Stored data entries:
◆ ◆ ◆ ◆ ◆ ◆ ◆
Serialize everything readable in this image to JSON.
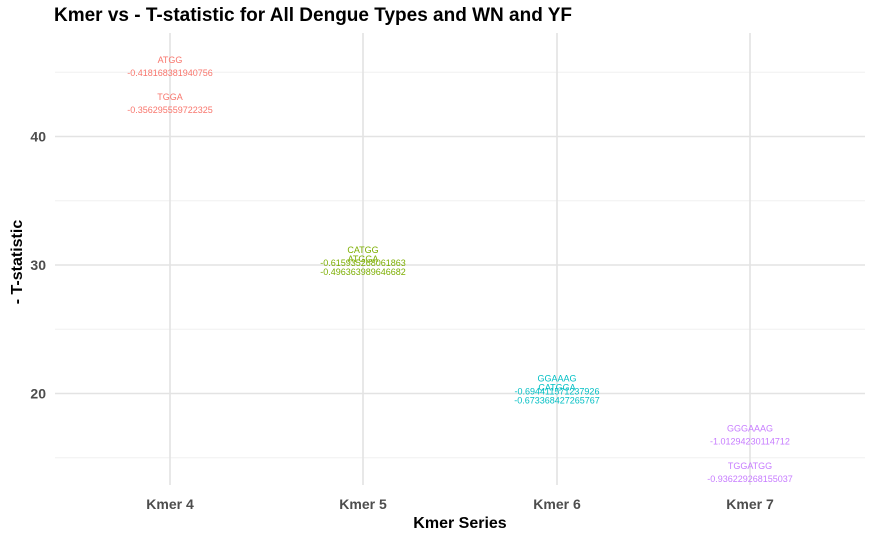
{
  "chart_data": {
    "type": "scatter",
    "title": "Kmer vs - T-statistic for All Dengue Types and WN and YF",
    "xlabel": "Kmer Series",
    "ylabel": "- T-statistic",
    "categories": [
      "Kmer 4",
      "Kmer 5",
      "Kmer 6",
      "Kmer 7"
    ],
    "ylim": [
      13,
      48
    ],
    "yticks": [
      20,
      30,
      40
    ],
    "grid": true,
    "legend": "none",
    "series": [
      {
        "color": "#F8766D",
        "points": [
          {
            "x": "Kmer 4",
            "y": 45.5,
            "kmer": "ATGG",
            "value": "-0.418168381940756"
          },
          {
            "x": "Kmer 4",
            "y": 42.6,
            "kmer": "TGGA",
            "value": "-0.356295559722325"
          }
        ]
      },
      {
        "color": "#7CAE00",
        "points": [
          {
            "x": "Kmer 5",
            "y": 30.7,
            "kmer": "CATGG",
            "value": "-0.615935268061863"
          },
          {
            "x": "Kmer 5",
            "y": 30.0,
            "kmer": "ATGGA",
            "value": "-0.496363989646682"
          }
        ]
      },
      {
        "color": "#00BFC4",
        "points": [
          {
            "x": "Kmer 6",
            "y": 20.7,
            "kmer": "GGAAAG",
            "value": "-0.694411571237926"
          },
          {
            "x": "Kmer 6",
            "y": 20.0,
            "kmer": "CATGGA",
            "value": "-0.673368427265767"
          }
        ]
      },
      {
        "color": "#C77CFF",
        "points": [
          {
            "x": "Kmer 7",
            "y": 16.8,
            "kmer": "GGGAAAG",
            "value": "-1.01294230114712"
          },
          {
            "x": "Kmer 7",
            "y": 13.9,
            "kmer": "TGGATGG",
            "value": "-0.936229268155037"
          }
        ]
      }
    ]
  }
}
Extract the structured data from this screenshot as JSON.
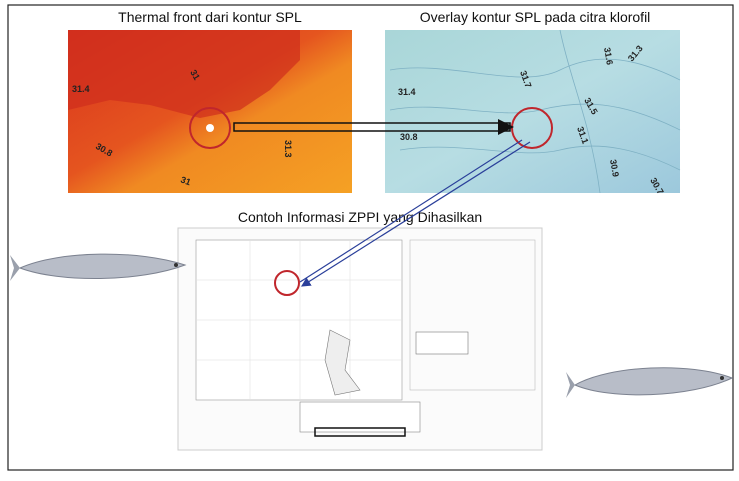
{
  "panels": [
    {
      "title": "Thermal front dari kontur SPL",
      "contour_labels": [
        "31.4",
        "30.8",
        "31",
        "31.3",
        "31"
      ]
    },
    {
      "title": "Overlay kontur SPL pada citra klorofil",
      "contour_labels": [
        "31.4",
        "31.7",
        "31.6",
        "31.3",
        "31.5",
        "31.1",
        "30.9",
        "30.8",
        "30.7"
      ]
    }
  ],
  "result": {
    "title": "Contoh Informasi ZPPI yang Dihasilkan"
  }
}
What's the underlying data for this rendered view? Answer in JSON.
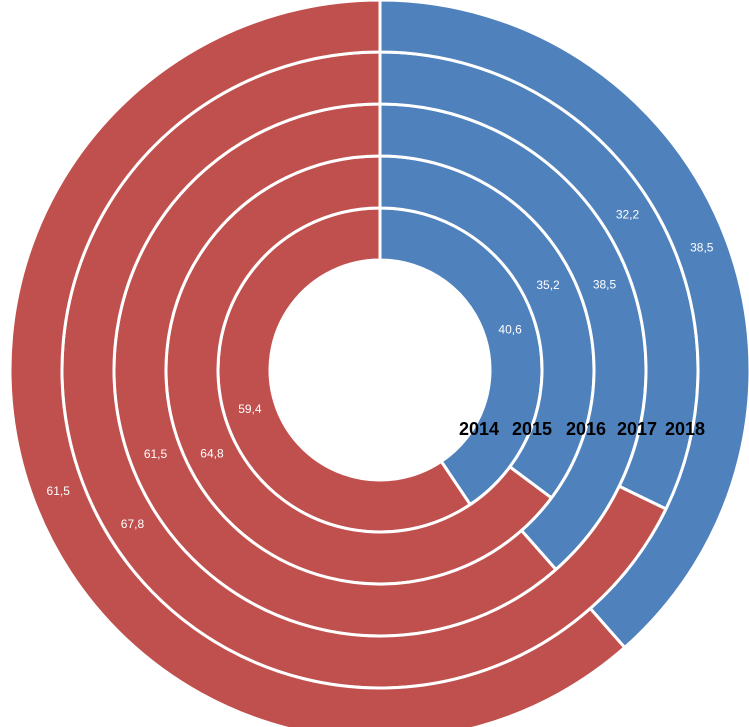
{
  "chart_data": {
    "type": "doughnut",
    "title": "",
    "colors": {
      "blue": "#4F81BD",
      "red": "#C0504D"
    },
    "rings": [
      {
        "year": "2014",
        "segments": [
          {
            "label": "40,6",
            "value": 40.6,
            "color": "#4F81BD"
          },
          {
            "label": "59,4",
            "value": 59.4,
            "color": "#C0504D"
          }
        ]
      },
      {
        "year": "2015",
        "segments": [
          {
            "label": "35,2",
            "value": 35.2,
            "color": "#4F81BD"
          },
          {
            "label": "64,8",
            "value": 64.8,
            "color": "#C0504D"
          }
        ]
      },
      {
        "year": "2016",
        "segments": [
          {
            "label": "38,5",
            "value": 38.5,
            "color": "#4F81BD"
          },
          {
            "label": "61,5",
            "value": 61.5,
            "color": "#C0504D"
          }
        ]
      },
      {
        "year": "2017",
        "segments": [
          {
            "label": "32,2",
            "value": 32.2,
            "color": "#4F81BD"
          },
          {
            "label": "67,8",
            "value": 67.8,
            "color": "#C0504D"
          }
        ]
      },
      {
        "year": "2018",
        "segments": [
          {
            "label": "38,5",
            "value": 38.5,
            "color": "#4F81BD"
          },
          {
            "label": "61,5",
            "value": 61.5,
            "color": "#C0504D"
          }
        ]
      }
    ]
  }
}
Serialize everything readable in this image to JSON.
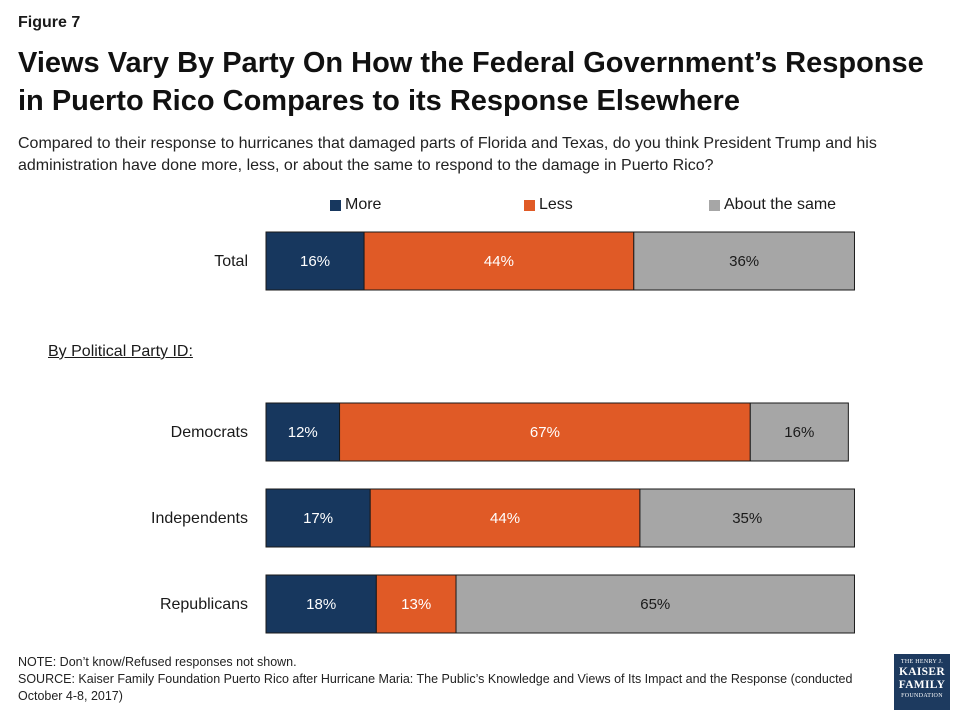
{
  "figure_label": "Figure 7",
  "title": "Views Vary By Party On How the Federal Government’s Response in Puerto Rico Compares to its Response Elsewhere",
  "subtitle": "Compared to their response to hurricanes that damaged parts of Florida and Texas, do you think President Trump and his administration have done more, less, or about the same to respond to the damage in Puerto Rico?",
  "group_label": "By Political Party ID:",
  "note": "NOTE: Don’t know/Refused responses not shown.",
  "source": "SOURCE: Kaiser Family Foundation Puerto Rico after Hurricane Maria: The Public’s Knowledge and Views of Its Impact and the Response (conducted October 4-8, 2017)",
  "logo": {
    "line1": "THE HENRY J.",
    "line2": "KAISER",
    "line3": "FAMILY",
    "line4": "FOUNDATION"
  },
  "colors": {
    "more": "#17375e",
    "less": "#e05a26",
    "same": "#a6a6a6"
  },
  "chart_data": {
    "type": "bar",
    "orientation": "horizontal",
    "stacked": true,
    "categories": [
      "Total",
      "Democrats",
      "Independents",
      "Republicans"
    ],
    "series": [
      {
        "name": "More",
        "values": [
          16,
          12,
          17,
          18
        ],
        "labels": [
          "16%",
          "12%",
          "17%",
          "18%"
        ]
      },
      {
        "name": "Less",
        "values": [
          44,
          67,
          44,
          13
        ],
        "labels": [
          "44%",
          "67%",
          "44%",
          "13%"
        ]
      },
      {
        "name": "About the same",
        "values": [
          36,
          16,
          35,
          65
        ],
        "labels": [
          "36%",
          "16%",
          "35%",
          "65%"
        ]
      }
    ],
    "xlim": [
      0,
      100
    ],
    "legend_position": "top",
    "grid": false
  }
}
◆ ◆ ◆ ◆ ◆ ◆ ◆
> [Directions for this task]:
The records above are to be quoted exactly, with all pictures left out.

> [Finished exercise]:
Serialize everything readable in this image to JSON.
{
  "chart_data": {
    "type": "scatter",
    "title": "Kmer vs - T-statistic for All Dengue Types and WN and YF",
    "xlabel": "Kmer Series",
    "ylabel": "- T-statistic",
    "categories": [
      "Kmer 4",
      "Kmer 5",
      "Kmer 6",
      "Kmer 7"
    ],
    "ylim": [
      13,
      48
    ],
    "yticks": [
      20,
      30,
      40
    ],
    "grid": true,
    "legend": "none",
    "series": [
      {
        "color": "#F8766D",
        "points": [
          {
            "x": "Kmer 4",
            "y": 45.5,
            "kmer": "ATGG",
            "value": "-0.418168381940756"
          },
          {
            "x": "Kmer 4",
            "y": 42.6,
            "kmer": "TGGA",
            "value": "-0.356295559722325"
          }
        ]
      },
      {
        "color": "#7CAE00",
        "points": [
          {
            "x": "Kmer 5",
            "y": 30.7,
            "kmer": "CATGG",
            "value": "-0.615935268061863"
          },
          {
            "x": "Kmer 5",
            "y": 30.0,
            "kmer": "ATGGA",
            "value": "-0.496363989646682"
          }
        ]
      },
      {
        "color": "#00BFC4",
        "points": [
          {
            "x": "Kmer 6",
            "y": 20.7,
            "kmer": "GGAAAG",
            "value": "-0.694411571237926"
          },
          {
            "x": "Kmer 6",
            "y": 20.0,
            "kmer": "CATGGA",
            "value": "-0.673368427265767"
          }
        ]
      },
      {
        "color": "#C77CFF",
        "points": [
          {
            "x": "Kmer 7",
            "y": 16.8,
            "kmer": "GGGAAAG",
            "value": "-1.01294230114712"
          },
          {
            "x": "Kmer 7",
            "y": 13.9,
            "kmer": "TGGATGG",
            "value": "-0.936229268155037"
          }
        ]
      }
    ]
  }
}
Extract the structured data from this screenshot as JSON.
{
  "panels": [
    {
      "title": "Thermal front dari kontur SPL",
      "contour_labels": [
        "31.4",
        "30.8",
        "31",
        "31.3",
        "31"
      ]
    },
    {
      "title": "Overlay kontur SPL pada citra klorofil",
      "contour_labels": [
        "31.4",
        "31.7",
        "31.6",
        "31.3",
        "31.5",
        "31.1",
        "30.9",
        "30.8",
        "30.7"
      ]
    }
  ],
  "result": {
    "title": "Contoh Informasi ZPPI yang Dihasilkan"
  }
}
What's the underlying data for this rendered view? Answer in JSON.
{
  "chart_data": {
    "type": "doughnut",
    "title": "",
    "colors": {
      "blue": "#4F81BD",
      "red": "#C0504D"
    },
    "rings": [
      {
        "year": "2014",
        "segments": [
          {
            "label": "40,6",
            "value": 40.6,
            "color": "#4F81BD"
          },
          {
            "label": "59,4",
            "value": 59.4,
            "color": "#C0504D"
          }
        ]
      },
      {
        "year": "2015",
        "segments": [
          {
            "label": "35,2",
            "value": 35.2,
            "color": "#4F81BD"
          },
          {
            "label": "64,8",
            "value": 64.8,
            "color": "#C0504D"
          }
        ]
      },
      {
        "year": "2016",
        "segments": [
          {
            "label": "38,5",
            "value": 38.5,
            "color": "#4F81BD"
          },
          {
            "label": "61,5",
            "value": 61.5,
            "color": "#C0504D"
          }
        ]
      },
      {
        "year": "2017",
        "segments": [
          {
            "label": "32,2",
            "value": 32.2,
            "color": "#4F81BD"
          },
          {
            "label": "67,8",
            "value": 67.8,
            "color": "#C0504D"
          }
        ]
      },
      {
        "year": "2018",
        "segments": [
          {
            "label": "38,5",
            "value": 38.5,
            "color": "#4F81BD"
          },
          {
            "label": "61,5",
            "value": 61.5,
            "color": "#C0504D"
          }
        ]
      }
    ]
  }
}
Serialize everything readable in this image to JSON.
{
  "figure_label": "Figure 7",
  "title": "Views Vary By Party On How the Federal Government’s Response in Puerto Rico Compares to its Response Elsewhere",
  "subtitle": "Compared to their response to hurricanes that damaged parts of Florida and Texas, do you think President Trump and his administration have done more, less, or about the same to respond to the damage in Puerto Rico?",
  "group_label": "By Political Party ID:",
  "note": "NOTE: Don’t know/Refused responses not shown.",
  "source": "SOURCE: Kaiser Family Foundation Puerto Rico after Hurricane Maria: The Public’s Knowledge and Views of Its Impact and the Response (conducted October 4-8, 2017)",
  "logo": {
    "line1": "THE HENRY J.",
    "line2": "KAISER",
    "line3": "FAMILY",
    "line4": "FOUNDATION"
  },
  "colors": {
    "more": "#17375e",
    "less": "#e05a26",
    "same": "#a6a6a6"
  },
  "chart_data": {
    "type": "bar",
    "orientation": "horizontal",
    "stacked": true,
    "categories": [
      "Total",
      "Democrats",
      "Independents",
      "Republicans"
    ],
    "series": [
      {
        "name": "More",
        "values": [
          16,
          12,
          17,
          18
        ],
        "labels": [
          "16%",
          "12%",
          "17%",
          "18%"
        ]
      },
      {
        "name": "Less",
        "values": [
          44,
          67,
          44,
          13
        ],
        "labels": [
          "44%",
          "67%",
          "44%",
          "13%"
        ]
      },
      {
        "name": "About the same",
        "values": [
          36,
          16,
          35,
          65
        ],
        "labels": [
          "36%",
          "16%",
          "35%",
          "65%"
        ]
      }
    ],
    "xlim": [
      0,
      100
    ],
    "legend_position": "top",
    "grid": false
  }
}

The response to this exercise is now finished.